··· Records for this task ···

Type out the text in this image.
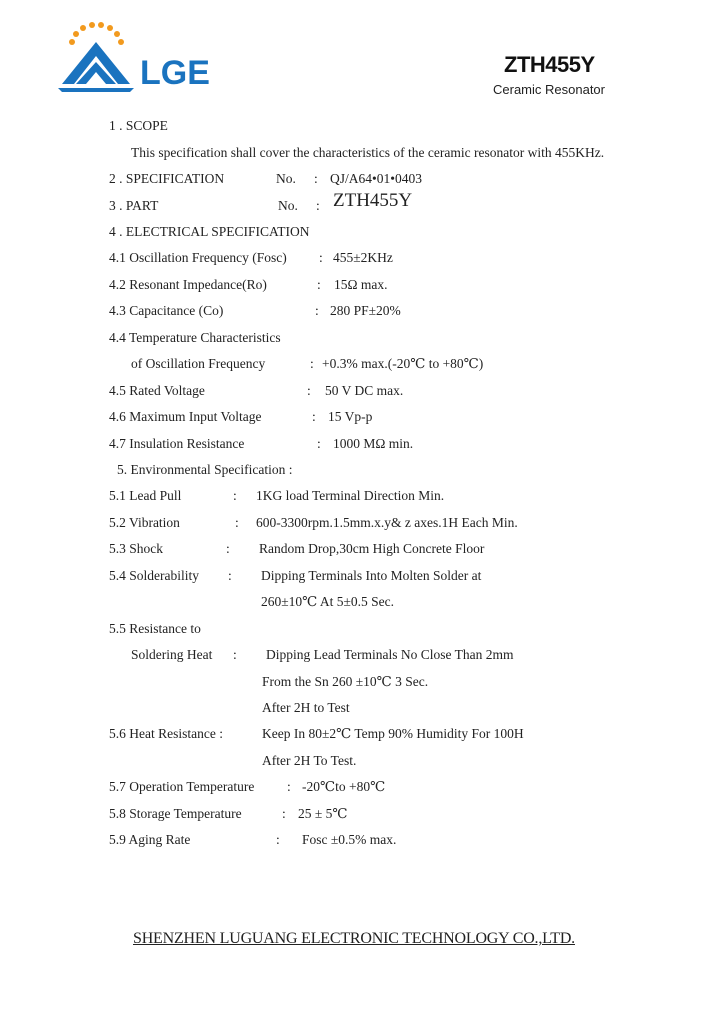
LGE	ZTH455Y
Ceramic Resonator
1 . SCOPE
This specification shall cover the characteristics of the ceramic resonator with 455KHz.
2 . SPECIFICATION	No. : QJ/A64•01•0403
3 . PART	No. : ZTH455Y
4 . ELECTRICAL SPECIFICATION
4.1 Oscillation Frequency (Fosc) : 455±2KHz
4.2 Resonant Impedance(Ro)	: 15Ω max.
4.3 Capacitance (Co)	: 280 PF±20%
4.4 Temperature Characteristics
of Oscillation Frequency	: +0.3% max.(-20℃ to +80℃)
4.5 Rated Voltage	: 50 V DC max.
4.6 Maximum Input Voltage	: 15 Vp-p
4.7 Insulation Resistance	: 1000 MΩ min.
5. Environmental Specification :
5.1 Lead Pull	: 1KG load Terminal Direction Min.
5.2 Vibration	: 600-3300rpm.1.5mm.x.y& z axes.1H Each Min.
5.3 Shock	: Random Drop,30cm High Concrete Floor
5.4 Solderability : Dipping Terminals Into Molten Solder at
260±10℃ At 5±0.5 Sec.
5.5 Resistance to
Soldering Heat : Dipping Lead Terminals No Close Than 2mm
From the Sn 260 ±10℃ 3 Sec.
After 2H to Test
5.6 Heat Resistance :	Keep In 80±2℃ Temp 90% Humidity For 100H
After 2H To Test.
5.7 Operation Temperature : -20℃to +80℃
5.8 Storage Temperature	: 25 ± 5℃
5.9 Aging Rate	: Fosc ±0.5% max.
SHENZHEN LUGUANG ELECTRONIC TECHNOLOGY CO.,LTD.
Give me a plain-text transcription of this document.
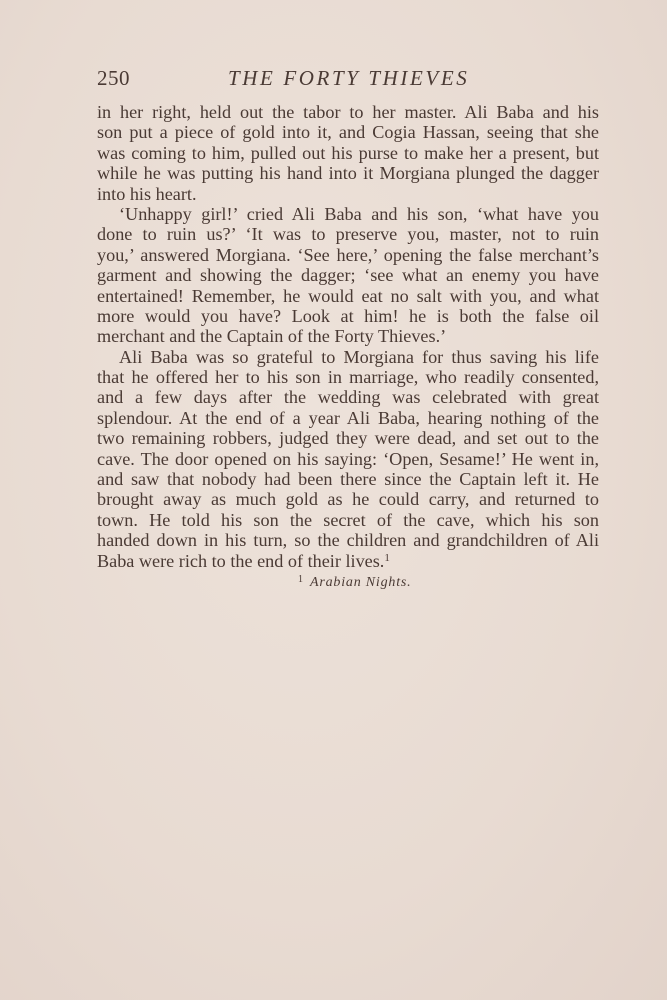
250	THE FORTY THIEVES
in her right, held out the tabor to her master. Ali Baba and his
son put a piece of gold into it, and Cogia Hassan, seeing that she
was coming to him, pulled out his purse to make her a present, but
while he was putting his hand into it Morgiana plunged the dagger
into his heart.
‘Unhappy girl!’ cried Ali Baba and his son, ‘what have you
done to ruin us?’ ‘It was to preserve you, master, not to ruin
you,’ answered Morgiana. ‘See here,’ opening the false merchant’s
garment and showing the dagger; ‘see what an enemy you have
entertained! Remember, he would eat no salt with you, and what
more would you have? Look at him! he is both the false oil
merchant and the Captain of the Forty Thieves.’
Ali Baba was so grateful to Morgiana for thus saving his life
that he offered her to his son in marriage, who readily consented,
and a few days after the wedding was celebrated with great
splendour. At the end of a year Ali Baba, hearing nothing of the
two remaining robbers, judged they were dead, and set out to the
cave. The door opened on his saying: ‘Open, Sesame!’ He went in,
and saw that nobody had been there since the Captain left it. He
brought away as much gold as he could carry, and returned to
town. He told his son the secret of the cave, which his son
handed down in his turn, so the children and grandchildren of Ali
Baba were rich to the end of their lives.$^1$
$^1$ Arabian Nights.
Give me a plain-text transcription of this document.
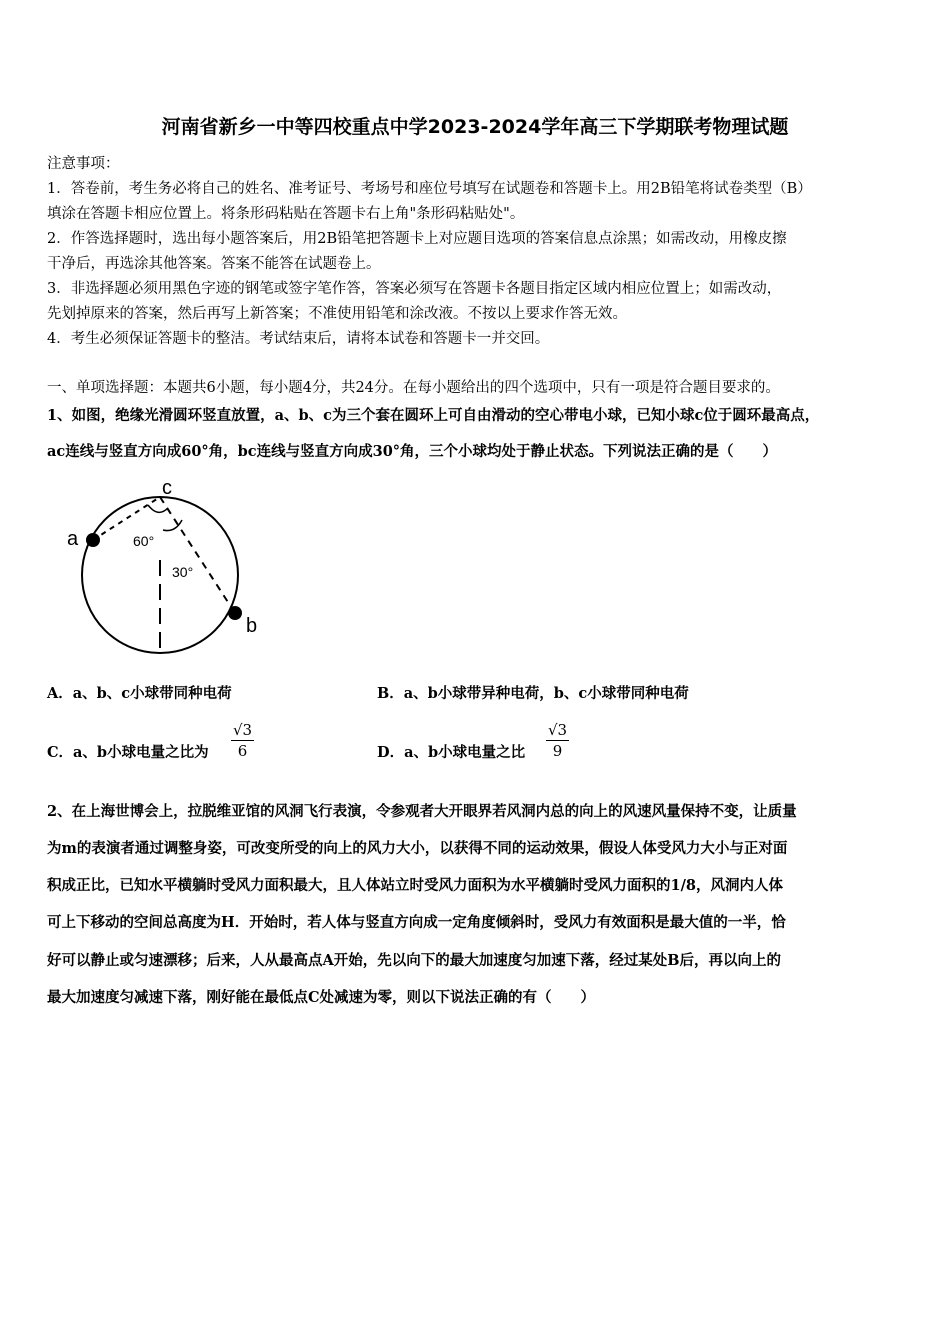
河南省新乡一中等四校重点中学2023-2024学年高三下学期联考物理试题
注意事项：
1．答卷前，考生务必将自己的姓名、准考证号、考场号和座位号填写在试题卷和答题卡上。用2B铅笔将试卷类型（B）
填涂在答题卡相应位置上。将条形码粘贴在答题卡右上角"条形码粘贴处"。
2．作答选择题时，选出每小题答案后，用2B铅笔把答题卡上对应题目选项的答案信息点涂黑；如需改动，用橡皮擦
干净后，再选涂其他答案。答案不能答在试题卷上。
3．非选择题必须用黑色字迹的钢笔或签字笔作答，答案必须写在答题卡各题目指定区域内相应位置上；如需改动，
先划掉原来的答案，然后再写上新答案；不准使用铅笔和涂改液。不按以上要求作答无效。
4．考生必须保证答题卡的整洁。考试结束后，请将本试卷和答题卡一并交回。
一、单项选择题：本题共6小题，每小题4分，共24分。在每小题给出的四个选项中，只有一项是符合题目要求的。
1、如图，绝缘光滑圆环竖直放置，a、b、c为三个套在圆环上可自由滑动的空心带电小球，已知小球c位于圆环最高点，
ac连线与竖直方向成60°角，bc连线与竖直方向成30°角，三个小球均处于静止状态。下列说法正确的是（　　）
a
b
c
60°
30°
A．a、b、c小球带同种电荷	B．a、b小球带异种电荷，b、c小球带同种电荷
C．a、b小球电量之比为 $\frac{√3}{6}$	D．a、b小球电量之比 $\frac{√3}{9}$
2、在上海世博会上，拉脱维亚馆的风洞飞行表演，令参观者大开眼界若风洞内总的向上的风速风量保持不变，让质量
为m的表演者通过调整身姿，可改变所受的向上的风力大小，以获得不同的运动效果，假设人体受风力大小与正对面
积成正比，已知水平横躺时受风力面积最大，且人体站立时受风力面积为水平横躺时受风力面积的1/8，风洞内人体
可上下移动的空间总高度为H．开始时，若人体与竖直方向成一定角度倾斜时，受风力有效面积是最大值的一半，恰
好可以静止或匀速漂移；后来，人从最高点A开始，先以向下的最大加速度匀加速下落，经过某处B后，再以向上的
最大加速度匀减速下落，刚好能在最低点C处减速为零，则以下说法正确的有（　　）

···

**Problem details**
Copy out each line in the listing that has the word "Voltage".

**Reply to the exercise**
4.5 Rated Voltage	: 50 V DC max.
4.6 Maximum Input Voltage	: 15 Vp-p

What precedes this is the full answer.